● **TASK**: Omit every picture, then give all the entries again exactly.

— START OF INPUT MATERIAL —

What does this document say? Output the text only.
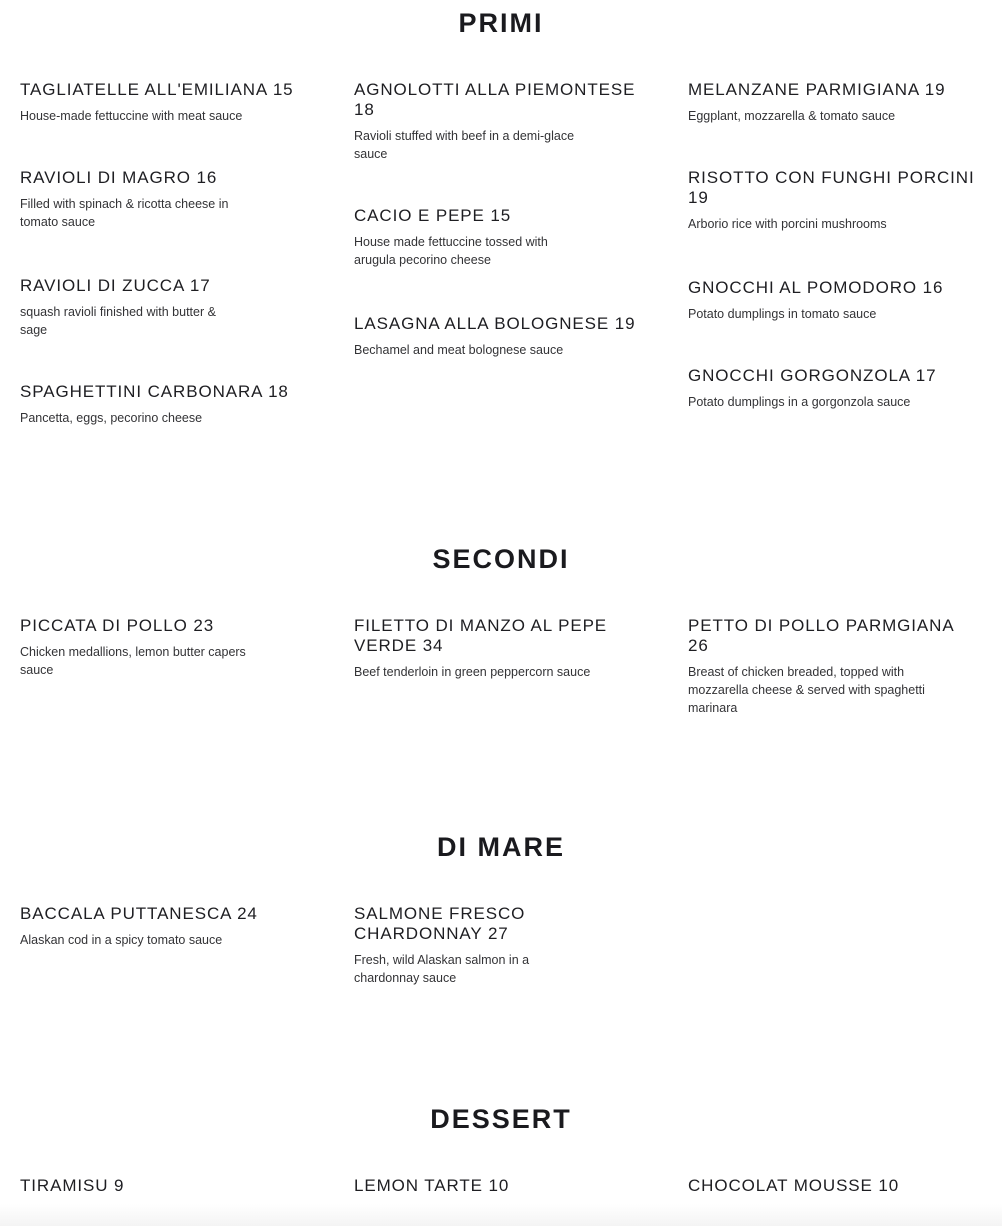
PRIMI
TAGLIATELLE ALL'EMILIANA 15

House-made fettuccine with meat sauce

RAVIOLI DI MAGRO 16

Filled with spinach & ricotta cheese in tomato sauce

RAVIOLI DI ZUCCA 17

squash ravioli finished with butter & sage

SPAGHETTINI CARBONARA 18

Pancetta, eggs, pecorino cheese

AGNOLOTTI ALLA PIEMONTESE 18

Ravioli stuffed with beef in a demi-glace sauce

CACIO E PEPE 15

House made fettuccine tossed with arugula pecorino cheese

LASAGNA ALLA BOLOGNESE 19

Bechamel and meat bolognese sauce

MELANZANE PARMIGIANA 19

Eggplant, mozzarella & tomato sauce

RISOTTO CON FUNGHI PORCINI 19

Arborio rice with porcini mushrooms

GNOCCHI AL POMODORO 16

Potato dumplings in tomato sauce

GNOCCHI GORGONZOLA 17

Potato dumplings in a gorgonzola sauce

SECONDI
PICCATA DI POLLO 23

Chicken medallions, lemon butter capers sauce

FILETTO DI MANZO AL PEPE VERDE 34

Beef tenderloin in green peppercorn sauce

PETTO DI POLLO PARMGIANA 26

Breast of chicken breaded, topped with mozzarella cheese & served with spaghetti marinara

DI MARE
BACCALA PUTTANESCA 24

Alaskan cod in a spicy tomato sauce

SALMONE FRESCO CHARDONNAY 27

Fresh, wild Alaskan salmon in a chardonnay sauce

DESSERT
TIRAMISU 9	LEMON TARTE 10	CHOCOLAT MOUSSE 10
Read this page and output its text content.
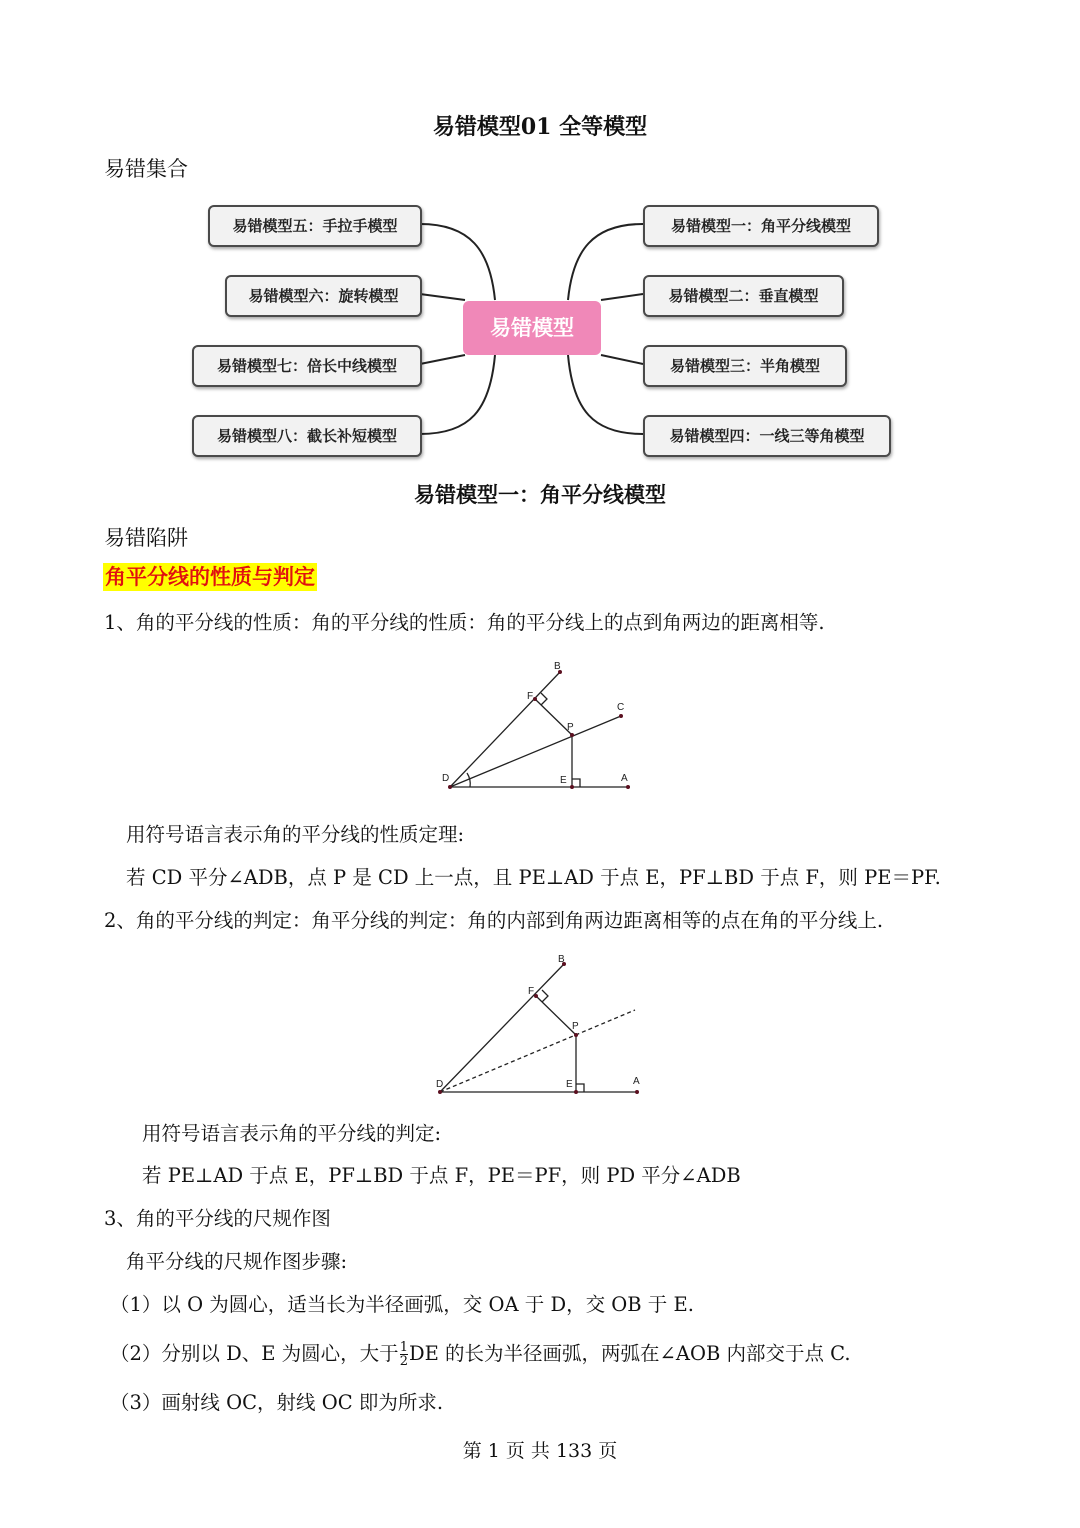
易错模型01 全等模型
易错集合
易错模型
易错模型五：手拉手模型
易错模型六：旋转模型
易错模型七：倍长中线模型
易错模型八：截长补短模型
易错模型一：角平分线模型
易错模型二：垂直模型
易错模型三：半角模型
易错模型四：一线三等角模型
易错模型一：角平分线模型
易错陷阱
角平分线的性质与判定
1、角的平分线的性质：角的平分线的性质：角的平分线上的点到角两边的距离相等.
B
F
C
P
D	E	A
用符号语言表示角的平分线的性质定理:
若 CD 平分∠ADB，点 P 是 CD 上一点，且 PE⊥AD 于点 E，PF⊥BD 于点 F，则 PE＝PF.
2、角的平分线的判定：角平分线的判定：角的内部到角两边距离相等的点在角的平分线上.
B
F
P
D	E	A
用符号语言表示角的平分线的判定:
若 PE⊥AD 于点 E，PF⊥BD 于点 F，PE＝PF，则 PD 平分∠ADB
3、角的平分线的尺规作图
角平分线的尺规作图步骤:
（1）以 O 为圆心，适当长为半径画弧，交 OA 于 D，交 OB 于 E.
（2）分别以 D、E 为圆心，大于 $\frac{1}{2}$ DE 的长为半径画弧，两弧在∠AOB 内部交于点 C.
（3）画射线 OC，射线 OC 即为所求.
第 1 页 共 133 页
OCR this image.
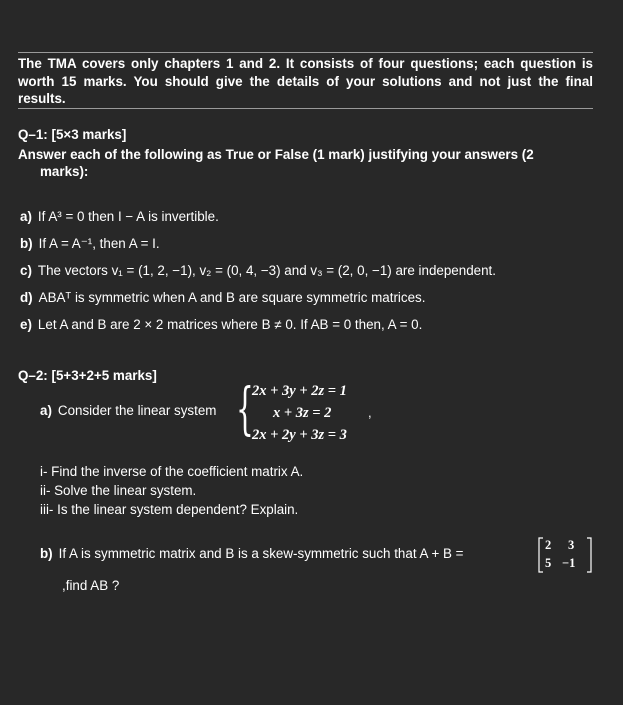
The TMA covers only chapters 1 and 2. It consists of four questions; each question is worth 15 marks. You should give the details of your solutions and not just the final results.
Q–1: [5×3 marks]
Answer each of the following as True or False (1 mark) justifying your answers (2
marks):
a) If A³ = 0 then I − A is invertible.
b) If A = A⁻¹, then A = I.
c) The vectors v₁ = (1, 2, −1), v₂ = (0, 4, −3) and v₃ = (2, 0, −1) are independent.
d) ABAᵀ is symmetric when A and B are square symmetric matrices.
e) Let A and B are 2 × 2 matrices where B ≠ 0. If AB = 0 then, A = 0.
Q–2: [5+3+2+5 marks]
a) Consider the linear system {
2x + 3y + 2z = 1
x + 3z = 2
2x + 2y + 3z = 3
,
i- Find the inverse of the coefficient matrix A.
ii- Solve the linear system.
iii- Is the linear system dependent? Explain.
b) If A is symmetric matrix and B is a skew-symmetric such that A + B =
2 3
5 −1
,find AB ?
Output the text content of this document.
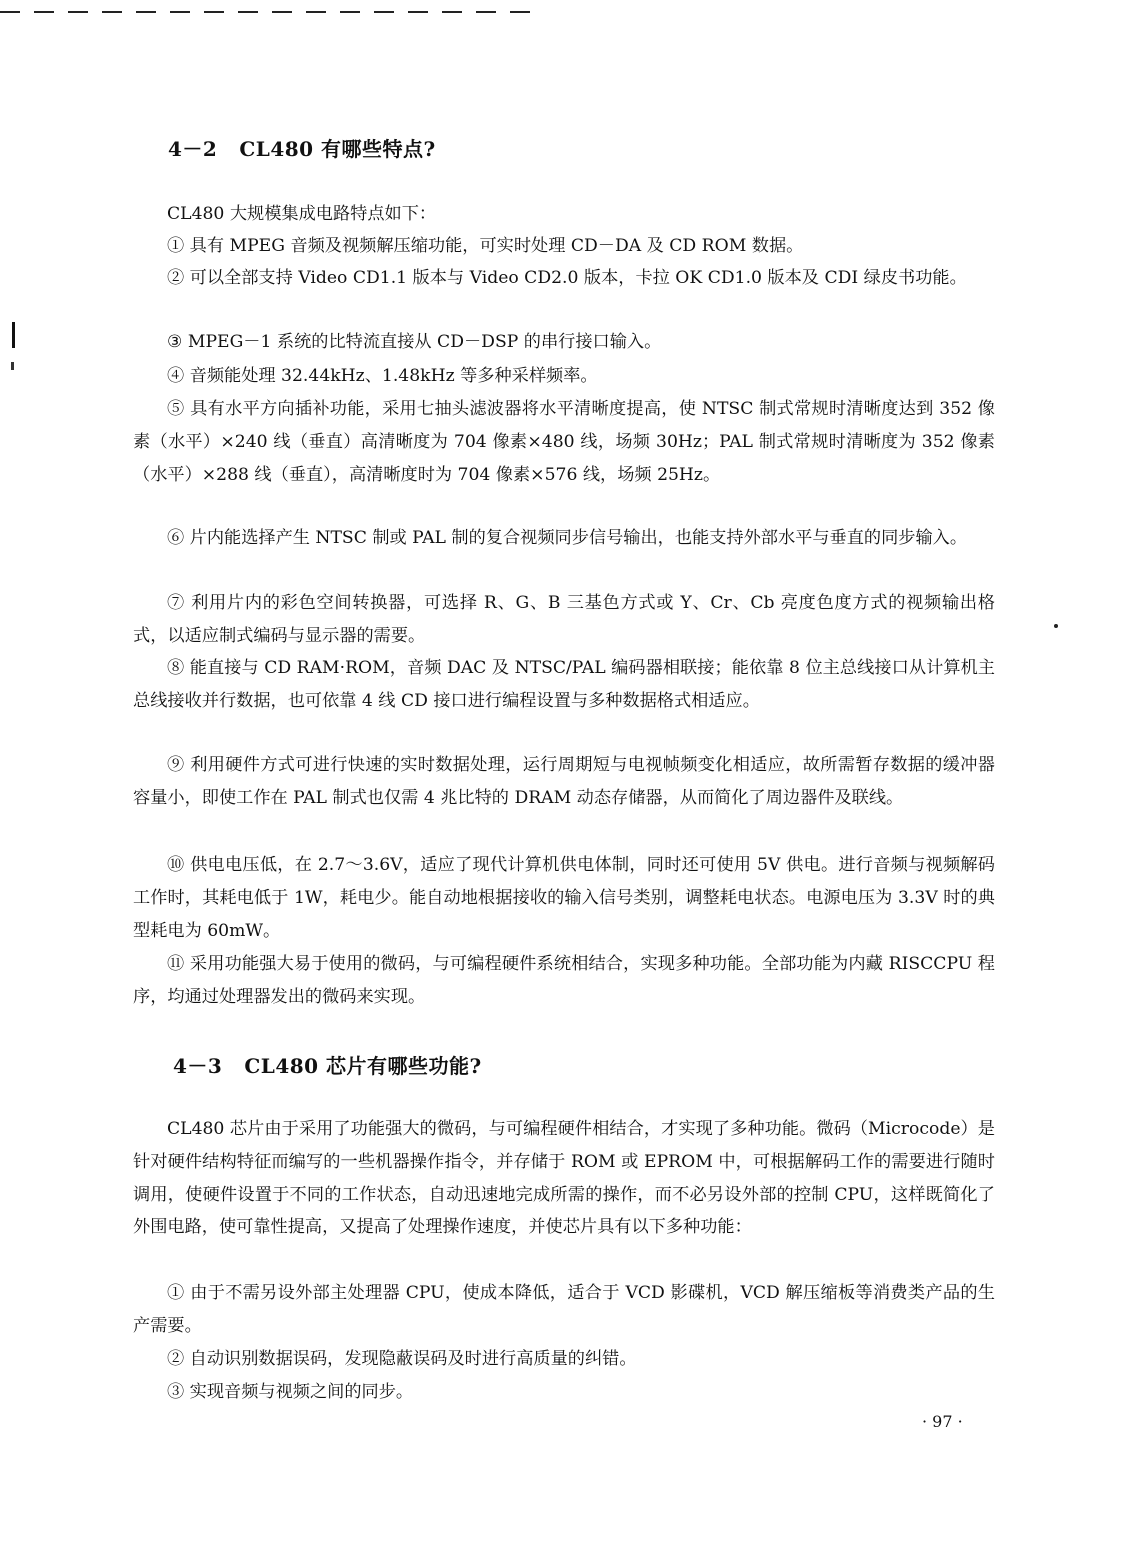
4－2 CL480 有哪些特点?
CL480 大规模集成电路特点如下：
① 具有 MPEG 音频及视频解压缩功能，可实时处理 CD－DA 及 CD ROM 数据。
② 可以全部支持 Video CD1.1 版本与 Video CD2.0 版本，卡拉 OK CD1.0 版本及 CDI 绿皮书功能。
③ MPEG－1 系统的比特流直接从 CD－DSP 的串行接口输入。
④ 音频能处理 32.44kHz、1.48kHz 等多种采样频率。
⑤ 具有水平方向插补功能，采用七抽头滤波器将水平清晰度提高，使 NTSC 制式常规时清晰度达到 352 像素（水平）×240 线（垂直）高清晰度为 704 像素×480 线，场频 30Hz；PAL 制式常规时清晰度为 352 像素（水平）×288 线（垂直），高清晰度时为 704 像素×576 线，场频 25Hz。
⑥ 片内能选择产生 NTSC 制或 PAL 制的复合视频同步信号输出，也能支持外部水平与垂直的同步输入。
⑦ 利用片内的彩色空间转换器，可选择 R、G、B 三基色方式或 Y、Cr、Cb 亮度色度方式的视频输出格式，以适应制式编码与显示器的需要。
⑧ 能直接与 CD RAM·ROM，音频 DAC 及 NTSC/PAL 编码器相联接；能依靠 8 位主总线接口从计算机主总线接收并行数据，也可依靠 4 线 CD 接口进行编程设置与多种数据格式相适应。
⑨ 利用硬件方式可进行快速的实时数据处理，运行周期短与电视帧频变化相适应，故所需暂存数据的缓冲器容量小，即使工作在 PAL 制式也仅需 4 兆比特的 DRAM 动态存储器，从而简化了周边器件及联线。
⑩ 供电电压低，在 2.7～3.6V，适应了现代计算机供电体制，同时还可使用 5V 供电。进行音频与视频解码工作时，其耗电低于 1W，耗电少。能自动地根据接收的输入信号类别，调整耗电状态。电源电压为 3.3V 时的典型耗电为 60mW。
⑪ 采用功能强大易于使用的微码，与可编程硬件系统相结合，实现多种功能。全部功能为内藏 RISCCPU 程序，均通过处理器发出的微码来实现。
4－3 CL480 芯片有哪些功能?
CL480 芯片由于采用了功能强大的微码，与可编程硬件相结合，才实现了多种功能。微码（Microcode）是针对硬件结构特征而编写的一些机器操作指令，并存储于 ROM 或 EPROM 中，可根据解码工作的需要进行随时调用，使硬件设置于不同的工作状态，自动迅速地完成所需的操作，而不必另设外部的控制 CPU，这样既简化了外围电路，使可靠性提高，又提高了处理操作速度，并使芯片具有以下多种功能：
① 由于不需另设外部主处理器 CPU，使成本降低，适合于 VCD 影碟机，VCD 解压缩板等消费类产品的生产需要。
② 自动识别数据误码，发现隐蔽误码及时进行高质量的纠错。
③ 实现音频与视频之间的同步。
· 97 ·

— END OF INPUT MATERIAL —

● **EXERCISE SOLUTION**:
What does this document say? Output the text only.
PRIMI
TAGLIATELLE ALL'EMILIANA 15

House-made fettuccine with meat sauce

RAVIOLI DI MAGRO 16

Filled with spinach & ricotta cheese in tomato sauce

RAVIOLI DI ZUCCA 17

squash ravioli finished with butter & sage

SPAGHETTINI CARBONARA 18

Pancetta, eggs, pecorino cheese

AGNOLOTTI ALLA PIEMONTESE 18

Ravioli stuffed with beef in a demi-glace sauce

CACIO E PEPE 15

House made fettuccine tossed with arugula pecorino cheese

LASAGNA ALLA BOLOGNESE 19

Bechamel and meat bolognese sauce

MELANZANE PARMIGIANA 19

Eggplant, mozzarella & tomato sauce

RISOTTO CON FUNGHI PORCINI 19

Arborio rice with porcini mushrooms

GNOCCHI AL POMODORO 16

Potato dumplings in tomato sauce

GNOCCHI GORGONZOLA 17

Potato dumplings in a gorgonzola sauce

SECONDI
PICCATA DI POLLO 23

Chicken medallions, lemon butter capers sauce

FILETTO DI MANZO AL PEPE VERDE 34

Beef tenderloin in green peppercorn sauce

PETTO DI POLLO PARMGIANA 26

Breast of chicken breaded, topped with mozzarella cheese & served with spaghetti marinara

DI MARE
BACCALA PUTTANESCA 24

Alaskan cod in a spicy tomato sauce

SALMONE FRESCO CHARDONNAY 27

Fresh, wild Alaskan salmon in a chardonnay sauce

DESSERT
TIRAMISU 9	LEMON TARTE 10	CHOCOLAT MOUSSE 10
Read this page and output its text content.
易错模型01 全等模型
易错集合
易错模型
易错模型五：手拉手模型
易错模型六：旋转模型
易错模型七：倍长中线模型
易错模型八：截长补短模型
易错模型一：角平分线模型
易错模型二：垂直模型
易错模型三：半角模型
易错模型四：一线三等角模型
易错模型一：角平分线模型
易错陷阱
角平分线的性质与判定
1、角的平分线的性质：角的平分线的性质：角的平分线上的点到角两边的距离相等.
B
F
C
P
D	E	A
用符号语言表示角的平分线的性质定理:
若 CD 平分∠ADB，点 P 是 CD 上一点，且 PE⊥AD 于点 E，PF⊥BD 于点 F，则 PE＝PF.
2、角的平分线的判定：角平分线的判定：角的内部到角两边距离相等的点在角的平分线上.
B
F
P
D	E	A
用符号语言表示角的平分线的判定:
若 PE⊥AD 于点 E，PF⊥BD 于点 F，PE＝PF，则 PD 平分∠ADB
3、角的平分线的尺规作图
角平分线的尺规作图步骤:
（1）以 O 为圆心，适当长为半径画弧，交 OA 于 D，交 OB 于 E.
（2）分别以 D、E 为圆心，大于 $\frac{1}{2}$ DE 的长为半径画弧，两弧在∠AOB 内部交于点 C.
（3）画射线 OC，射线 OC 即为所求.
第 1 页 共 133 页
OCR this image.
The TMA covers only chapters 1 and 2. It consists of four questions; each question is worth 15 marks. You should give the details of your solutions and not just the final results.
Q–1: [5×3 marks]
Answer each of the following as True or False (1 mark) justifying your answers (2
marks):
a) If A³ = 0 then I − A is invertible.
b) If A = A⁻¹, then A = I.
c) The vectors v₁ = (1, 2, −1), v₂ = (0, 4, −3) and v₃ = (2, 0, −1) are independent.
d) ABAᵀ is symmetric when A and B are square symmetric matrices.
e) Let A and B are 2 × 2 matrices where B ≠ 0. If AB = 0 then, A = 0.
Q–2: [5+3+2+5 marks]
a) Consider the linear system {
2x + 3y + 2z = 1
x + 3z = 2
2x + 2y + 3z = 3
,
i- Find the inverse of the coefficient matrix A.
ii- Solve the linear system.
iii- Is the linear system dependent? Explain.
b) If A is symmetric matrix and B is a skew-symmetric such that A + B =
2 3
5 −1
,find AB ?
Output the text content of this document.
4－2 CL480 有哪些特点?
CL480 大规模集成电路特点如下：
① 具有 MPEG 音频及视频解压缩功能，可实时处理 CD－DA 及 CD ROM 数据。
② 可以全部支持 Video CD1.1 版本与 Video CD2.0 版本，卡拉 OK CD1.0 版本及 CDI 绿皮书功能。
③ MPEG－1 系统的比特流直接从 CD－DSP 的串行接口输入。
④ 音频能处理 32.44kHz、1.48kHz 等多种采样频率。
⑤ 具有水平方向插补功能，采用七抽头滤波器将水平清晰度提高，使 NTSC 制式常规时清晰度达到 352 像素（水平）×240 线（垂直）高清晰度为 704 像素×480 线，场频 30Hz；PAL 制式常规时清晰度为 352 像素（水平）×288 线（垂直），高清晰度时为 704 像素×576 线，场频 25Hz。
⑥ 片内能选择产生 NTSC 制或 PAL 制的复合视频同步信号输出，也能支持外部水平与垂直的同步输入。
⑦ 利用片内的彩色空间转换器，可选择 R、G、B 三基色方式或 Y、Cr、Cb 亮度色度方式的视频输出格式，以适应制式编码与显示器的需要。
⑧ 能直接与 CD RAM·ROM，音频 DAC 及 NTSC/PAL 编码器相联接；能依靠 8 位主总线接口从计算机主总线接收并行数据，也可依靠 4 线 CD 接口进行编程设置与多种数据格式相适应。
⑨ 利用硬件方式可进行快速的实时数据处理，运行周期短与电视帧频变化相适应，故所需暂存数据的缓冲器容量小，即使工作在 PAL 制式也仅需 4 兆比特的 DRAM 动态存储器，从而简化了周边器件及联线。
⑩ 供电电压低，在 2.7～3.6V，适应了现代计算机供电体制，同时还可使用 5V 供电。进行音频与视频解码工作时，其耗电低于 1W，耗电少。能自动地根据接收的输入信号类别，调整耗电状态。电源电压为 3.3V 时的典型耗电为 60mW。
⑪ 采用功能强大易于使用的微码，与可编程硬件系统相结合，实现多种功能。全部功能为内藏 RISCCPU 程序，均通过处理器发出的微码来实现。
4－3 CL480 芯片有哪些功能?
CL480 芯片由于采用了功能强大的微码，与可编程硬件相结合，才实现了多种功能。微码（Microcode）是针对硬件结构特征而编写的一些机器操作指令，并存储于 ROM 或 EPROM 中，可根据解码工作的需要进行随时调用，使硬件设置于不同的工作状态，自动迅速地完成所需的操作，而不必另设外部的控制 CPU，这样既简化了外围电路，使可靠性提高，又提高了处理操作速度，并使芯片具有以下多种功能：
① 由于不需另设外部主处理器 CPU，使成本降低，适合于 VCD 影碟机，VCD 解压缩板等消费类产品的生产需要。
② 自动识别数据误码，发现隐蔽误码及时进行高质量的纠错。
③ 实现音频与视频之间的同步。
· 97 ·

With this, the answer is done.